▶ **AIM**: Write only the number of lines in the records beneath that hold "income".

▶ **MATERIALS PROVIDED**:
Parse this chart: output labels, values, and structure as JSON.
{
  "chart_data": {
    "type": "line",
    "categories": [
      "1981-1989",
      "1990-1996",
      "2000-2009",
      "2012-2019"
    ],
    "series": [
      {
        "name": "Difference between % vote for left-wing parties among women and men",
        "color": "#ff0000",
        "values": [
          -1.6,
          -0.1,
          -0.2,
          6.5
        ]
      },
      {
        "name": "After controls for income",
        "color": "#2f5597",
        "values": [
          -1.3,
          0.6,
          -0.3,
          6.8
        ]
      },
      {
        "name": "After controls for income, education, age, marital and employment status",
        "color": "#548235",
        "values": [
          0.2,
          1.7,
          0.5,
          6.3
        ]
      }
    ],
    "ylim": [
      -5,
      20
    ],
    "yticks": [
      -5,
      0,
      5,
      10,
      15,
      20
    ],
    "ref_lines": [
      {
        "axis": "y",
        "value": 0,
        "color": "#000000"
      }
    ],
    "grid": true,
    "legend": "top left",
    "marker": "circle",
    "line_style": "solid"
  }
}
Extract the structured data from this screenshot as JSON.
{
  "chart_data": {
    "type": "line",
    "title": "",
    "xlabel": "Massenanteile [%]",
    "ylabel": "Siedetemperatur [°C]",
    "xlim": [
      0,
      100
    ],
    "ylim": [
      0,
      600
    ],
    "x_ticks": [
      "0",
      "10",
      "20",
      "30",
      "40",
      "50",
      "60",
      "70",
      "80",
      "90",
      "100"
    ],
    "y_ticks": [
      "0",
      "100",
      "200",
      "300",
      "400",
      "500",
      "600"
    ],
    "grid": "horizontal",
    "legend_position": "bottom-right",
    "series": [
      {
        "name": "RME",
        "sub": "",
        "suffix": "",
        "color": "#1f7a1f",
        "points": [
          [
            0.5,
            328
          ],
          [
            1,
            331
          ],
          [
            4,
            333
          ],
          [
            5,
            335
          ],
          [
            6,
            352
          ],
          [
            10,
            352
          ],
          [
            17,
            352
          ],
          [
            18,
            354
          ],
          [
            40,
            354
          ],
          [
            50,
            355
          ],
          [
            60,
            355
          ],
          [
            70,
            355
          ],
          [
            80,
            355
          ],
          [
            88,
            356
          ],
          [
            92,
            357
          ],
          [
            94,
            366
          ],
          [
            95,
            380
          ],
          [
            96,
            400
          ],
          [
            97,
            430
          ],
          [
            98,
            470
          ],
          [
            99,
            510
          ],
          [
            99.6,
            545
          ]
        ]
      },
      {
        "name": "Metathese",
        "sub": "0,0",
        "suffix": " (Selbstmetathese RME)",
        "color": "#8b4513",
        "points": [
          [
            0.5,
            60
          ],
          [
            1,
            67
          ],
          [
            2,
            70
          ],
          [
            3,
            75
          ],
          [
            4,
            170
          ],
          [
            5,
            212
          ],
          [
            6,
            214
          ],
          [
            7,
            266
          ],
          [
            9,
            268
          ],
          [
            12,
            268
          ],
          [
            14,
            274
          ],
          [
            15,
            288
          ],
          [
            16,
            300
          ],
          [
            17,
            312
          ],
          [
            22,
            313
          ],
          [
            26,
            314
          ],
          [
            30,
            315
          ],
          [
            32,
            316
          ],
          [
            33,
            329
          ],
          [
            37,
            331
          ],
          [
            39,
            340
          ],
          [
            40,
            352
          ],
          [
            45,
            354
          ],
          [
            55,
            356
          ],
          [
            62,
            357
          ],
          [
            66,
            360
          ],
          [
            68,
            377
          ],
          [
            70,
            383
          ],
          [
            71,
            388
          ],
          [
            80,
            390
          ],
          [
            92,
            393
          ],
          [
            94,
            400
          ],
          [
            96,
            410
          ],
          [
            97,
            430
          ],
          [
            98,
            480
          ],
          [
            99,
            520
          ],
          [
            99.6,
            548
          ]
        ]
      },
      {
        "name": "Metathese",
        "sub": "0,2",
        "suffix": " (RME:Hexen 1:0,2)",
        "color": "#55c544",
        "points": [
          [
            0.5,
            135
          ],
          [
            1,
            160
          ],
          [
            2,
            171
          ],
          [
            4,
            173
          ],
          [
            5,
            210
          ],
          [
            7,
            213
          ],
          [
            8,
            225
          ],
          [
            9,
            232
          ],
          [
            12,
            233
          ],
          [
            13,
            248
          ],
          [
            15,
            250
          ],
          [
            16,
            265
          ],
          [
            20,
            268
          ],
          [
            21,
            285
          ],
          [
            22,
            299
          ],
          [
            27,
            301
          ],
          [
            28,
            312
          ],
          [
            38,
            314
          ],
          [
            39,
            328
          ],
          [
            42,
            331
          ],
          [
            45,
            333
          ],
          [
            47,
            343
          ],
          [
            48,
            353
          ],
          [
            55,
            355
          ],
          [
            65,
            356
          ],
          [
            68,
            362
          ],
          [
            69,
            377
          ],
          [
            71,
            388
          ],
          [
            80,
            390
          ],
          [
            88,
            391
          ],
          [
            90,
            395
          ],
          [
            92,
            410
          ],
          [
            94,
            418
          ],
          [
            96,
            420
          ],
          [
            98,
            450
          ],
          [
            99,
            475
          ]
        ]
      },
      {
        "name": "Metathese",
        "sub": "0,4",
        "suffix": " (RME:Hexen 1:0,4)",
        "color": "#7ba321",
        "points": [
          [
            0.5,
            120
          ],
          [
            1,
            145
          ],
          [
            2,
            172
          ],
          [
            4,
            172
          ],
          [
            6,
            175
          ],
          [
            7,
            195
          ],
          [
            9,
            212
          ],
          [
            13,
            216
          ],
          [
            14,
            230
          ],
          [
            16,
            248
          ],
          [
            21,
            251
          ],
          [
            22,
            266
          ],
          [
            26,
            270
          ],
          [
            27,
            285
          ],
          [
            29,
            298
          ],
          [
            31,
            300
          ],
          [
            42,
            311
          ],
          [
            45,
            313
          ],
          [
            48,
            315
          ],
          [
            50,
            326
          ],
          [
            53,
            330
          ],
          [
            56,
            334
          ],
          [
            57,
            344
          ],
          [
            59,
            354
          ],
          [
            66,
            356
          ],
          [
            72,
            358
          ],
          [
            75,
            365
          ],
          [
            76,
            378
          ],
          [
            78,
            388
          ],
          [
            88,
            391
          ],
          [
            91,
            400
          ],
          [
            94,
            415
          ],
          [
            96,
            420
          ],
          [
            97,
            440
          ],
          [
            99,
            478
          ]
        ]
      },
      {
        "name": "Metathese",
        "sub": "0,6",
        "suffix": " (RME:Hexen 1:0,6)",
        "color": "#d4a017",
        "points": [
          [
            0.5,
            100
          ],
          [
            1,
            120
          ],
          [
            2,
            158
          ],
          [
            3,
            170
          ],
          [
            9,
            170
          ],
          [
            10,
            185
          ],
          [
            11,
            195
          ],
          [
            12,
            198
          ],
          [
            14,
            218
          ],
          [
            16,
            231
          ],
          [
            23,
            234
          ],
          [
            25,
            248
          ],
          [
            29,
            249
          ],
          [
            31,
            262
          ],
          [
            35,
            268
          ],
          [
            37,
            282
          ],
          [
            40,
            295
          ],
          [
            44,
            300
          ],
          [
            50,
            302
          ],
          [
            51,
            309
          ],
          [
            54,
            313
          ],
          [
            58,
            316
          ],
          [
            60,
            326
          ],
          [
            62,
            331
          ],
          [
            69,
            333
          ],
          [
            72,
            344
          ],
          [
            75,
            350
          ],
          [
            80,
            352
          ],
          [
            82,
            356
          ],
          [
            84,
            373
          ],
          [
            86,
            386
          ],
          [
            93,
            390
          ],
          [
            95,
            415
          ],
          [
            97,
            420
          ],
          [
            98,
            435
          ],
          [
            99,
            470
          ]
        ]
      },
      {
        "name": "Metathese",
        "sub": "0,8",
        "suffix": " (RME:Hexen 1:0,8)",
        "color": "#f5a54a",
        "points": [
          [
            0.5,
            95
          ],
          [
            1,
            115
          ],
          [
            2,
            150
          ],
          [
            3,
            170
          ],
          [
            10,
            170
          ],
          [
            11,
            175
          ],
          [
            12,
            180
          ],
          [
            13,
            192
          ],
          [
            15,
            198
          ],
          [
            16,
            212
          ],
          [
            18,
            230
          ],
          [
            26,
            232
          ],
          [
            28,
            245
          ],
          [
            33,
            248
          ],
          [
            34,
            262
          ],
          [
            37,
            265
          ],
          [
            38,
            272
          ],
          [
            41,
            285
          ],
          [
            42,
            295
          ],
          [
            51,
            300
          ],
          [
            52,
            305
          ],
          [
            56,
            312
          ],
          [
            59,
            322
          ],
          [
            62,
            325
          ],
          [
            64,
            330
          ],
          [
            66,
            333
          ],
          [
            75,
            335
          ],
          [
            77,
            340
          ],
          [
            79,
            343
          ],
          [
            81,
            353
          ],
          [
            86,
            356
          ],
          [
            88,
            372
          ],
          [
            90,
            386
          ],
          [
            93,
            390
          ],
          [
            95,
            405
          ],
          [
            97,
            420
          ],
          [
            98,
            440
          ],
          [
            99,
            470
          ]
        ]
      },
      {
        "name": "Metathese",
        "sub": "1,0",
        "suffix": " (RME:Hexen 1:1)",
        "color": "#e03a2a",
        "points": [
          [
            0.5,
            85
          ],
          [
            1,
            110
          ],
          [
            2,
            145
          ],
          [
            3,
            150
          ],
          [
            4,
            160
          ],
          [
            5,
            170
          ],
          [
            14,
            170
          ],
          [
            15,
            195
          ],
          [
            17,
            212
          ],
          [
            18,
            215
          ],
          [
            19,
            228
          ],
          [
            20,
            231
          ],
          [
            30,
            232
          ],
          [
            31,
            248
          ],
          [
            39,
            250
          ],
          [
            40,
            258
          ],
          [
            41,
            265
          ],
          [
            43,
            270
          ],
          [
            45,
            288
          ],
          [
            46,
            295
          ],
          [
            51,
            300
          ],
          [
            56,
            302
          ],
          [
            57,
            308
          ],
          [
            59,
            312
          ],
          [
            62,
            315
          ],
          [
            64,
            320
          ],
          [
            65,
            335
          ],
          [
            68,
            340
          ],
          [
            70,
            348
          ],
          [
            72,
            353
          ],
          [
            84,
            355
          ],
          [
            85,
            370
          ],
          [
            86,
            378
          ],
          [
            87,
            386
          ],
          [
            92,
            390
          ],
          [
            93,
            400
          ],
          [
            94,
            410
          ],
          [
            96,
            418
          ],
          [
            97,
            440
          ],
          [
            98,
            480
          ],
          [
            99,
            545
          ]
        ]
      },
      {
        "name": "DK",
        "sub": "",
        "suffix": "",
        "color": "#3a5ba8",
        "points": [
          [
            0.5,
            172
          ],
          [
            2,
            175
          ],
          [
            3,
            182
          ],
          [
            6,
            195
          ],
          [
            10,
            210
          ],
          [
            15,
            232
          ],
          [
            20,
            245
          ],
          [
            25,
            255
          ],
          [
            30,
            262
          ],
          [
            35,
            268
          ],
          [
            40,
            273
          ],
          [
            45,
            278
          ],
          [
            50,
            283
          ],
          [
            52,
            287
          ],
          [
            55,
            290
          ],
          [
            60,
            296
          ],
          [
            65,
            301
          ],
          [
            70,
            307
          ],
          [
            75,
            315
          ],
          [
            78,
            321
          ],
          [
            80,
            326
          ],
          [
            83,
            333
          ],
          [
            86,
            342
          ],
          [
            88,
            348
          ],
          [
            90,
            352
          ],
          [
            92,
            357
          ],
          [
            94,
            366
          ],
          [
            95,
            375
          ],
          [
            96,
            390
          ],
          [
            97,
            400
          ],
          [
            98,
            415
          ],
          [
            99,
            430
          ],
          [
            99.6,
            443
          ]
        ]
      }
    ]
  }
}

▶ **COMPLETE OUTPUT**: 2